### Directions for this task
An exact reprint of every record below is required, with the pictures left out.

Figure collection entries
▼▼▼

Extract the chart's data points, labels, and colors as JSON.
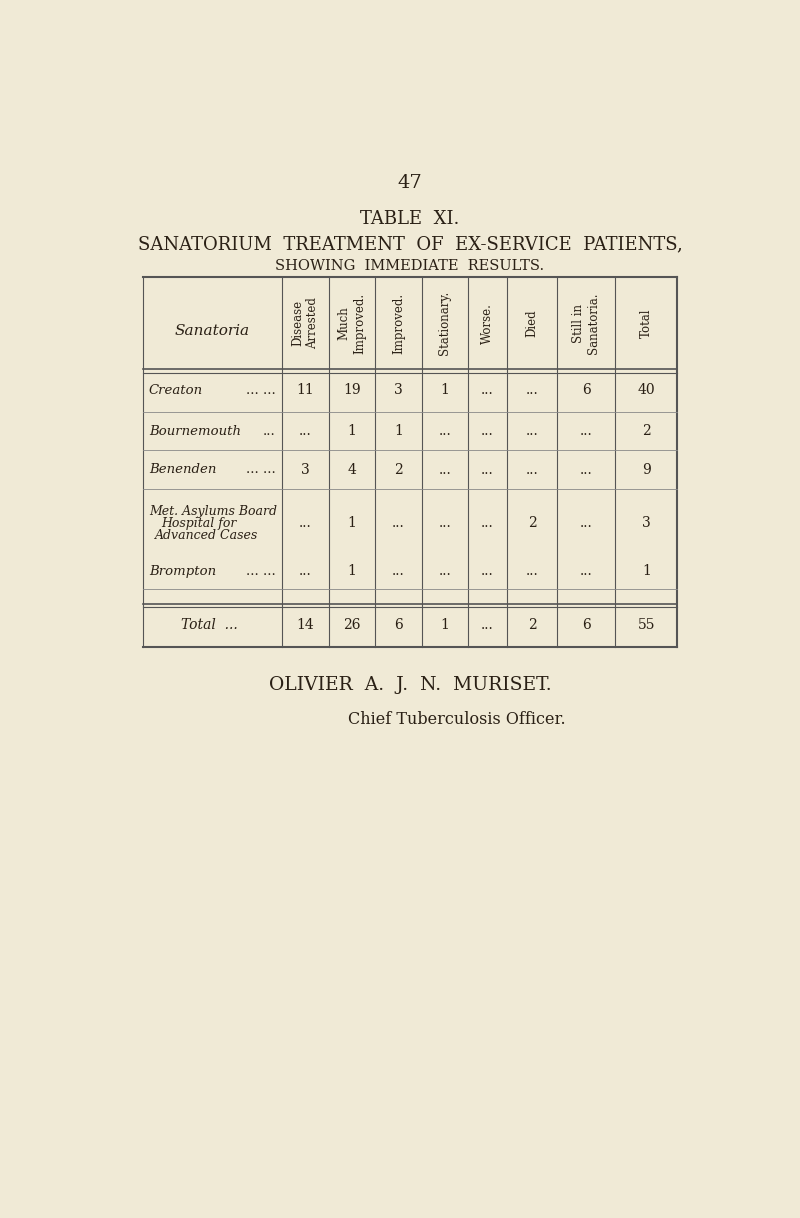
{
  "page_number": "47",
  "title_line1": "TABLE  XI.",
  "title_line2": "SANATORIUM  TREATMENT  OF  EX-SERVICE  PATIENTS,",
  "title_line3": "SHOWING  IMMEDIATE  RESULTS.",
  "col_headers": [
    "Disease\nArrested",
    "Much\nImproved.",
    "Improved.",
    "Stationary.",
    "Worse.",
    "Died",
    "Still in\nSanatoria.",
    "Total"
  ],
  "row_label_col": "Sanatoria",
  "rows": [
    {
      "label": [
        "Creaton",
        "... ..."
      ],
      "values": [
        "11",
        "19",
        "3",
        "1",
        "...",
        "...",
        "6",
        "40"
      ]
    },
    {
      "label": [
        "Bournemouth",
        "..."
      ],
      "values": [
        "...",
        "1",
        "1",
        "...",
        "...",
        "...",
        "...",
        "2"
      ]
    },
    {
      "label": [
        "Benenden",
        "... ..."
      ],
      "values": [
        "3",
        "4",
        "2",
        "...",
        "...",
        "...",
        "...",
        "9"
      ]
    },
    {
      "label": [
        "Met. Asylums Board",
        "Hospital for",
        "Advanced Cases"
      ],
      "values": [
        "...",
        "1",
        "...",
        "...",
        "...",
        "2",
        "...",
        "3"
      ]
    },
    {
      "label": [
        "Brompton",
        "... ..."
      ],
      "values": [
        "...",
        "1",
        "...",
        "...",
        "...",
        "...",
        "...",
        "1"
      ]
    }
  ],
  "total_row": {
    "label": "Total  ...",
    "values": [
      "14",
      "26",
      "6",
      "1",
      "...",
      "2",
      "6",
      "55"
    ]
  },
  "footer_line1": "OLIVIER  A.  J.  N.  MURISET.",
  "footer_line2": "Chief Tuberculosis Officer.",
  "bg_color": "#f0ead6",
  "text_color": "#2a2015",
  "table_border_color": "#555555",
  "inner_line_color": "#888888"
}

▲▲▲

### Answer for the task
Extract the chart's data points, labels, and colors as JSON.
{
  "page_number": "47",
  "title_line1": "TABLE  XI.",
  "title_line2": "SANATORIUM  TREATMENT  OF  EX-SERVICE  PATIENTS,",
  "title_line3": "SHOWING  IMMEDIATE  RESULTS.",
  "col_headers": [
    "Disease\nArrested",
    "Much\nImproved.",
    "Improved.",
    "Stationary.",
    "Worse.",
    "Died",
    "Still in\nSanatoria.",
    "Total"
  ],
  "row_label_col": "Sanatoria",
  "rows": [
    {
      "label": [
        "Creaton",
        "... ..."
      ],
      "values": [
        "11",
        "19",
        "3",
        "1",
        "...",
        "...",
        "6",
        "40"
      ]
    },
    {
      "label": [
        "Bournemouth",
        "..."
      ],
      "values": [
        "...",
        "1",
        "1",
        "...",
        "...",
        "...",
        "...",
        "2"
      ]
    },
    {
      "label": [
        "Benenden",
        "... ..."
      ],
      "values": [
        "3",
        "4",
        "2",
        "...",
        "...",
        "...",
        "...",
        "9"
      ]
    },
    {
      "label": [
        "Met. Asylums Board",
        "Hospital for",
        "Advanced Cases"
      ],
      "values": [
        "...",
        "1",
        "...",
        "...",
        "...",
        "2",
        "...",
        "3"
      ]
    },
    {
      "label": [
        "Brompton",
        "... ..."
      ],
      "values": [
        "...",
        "1",
        "...",
        "...",
        "...",
        "...",
        "...",
        "1"
      ]
    }
  ],
  "total_row": {
    "label": "Total  ...",
    "values": [
      "14",
      "26",
      "6",
      "1",
      "...",
      "2",
      "6",
      "55"
    ]
  },
  "footer_line1": "OLIVIER  A.  J.  N.  MURISET.",
  "footer_line2": "Chief Tuberculosis Officer.",
  "bg_color": "#f0ead6",
  "text_color": "#2a2015",
  "table_border_color": "#555555",
  "inner_line_color": "#888888"
}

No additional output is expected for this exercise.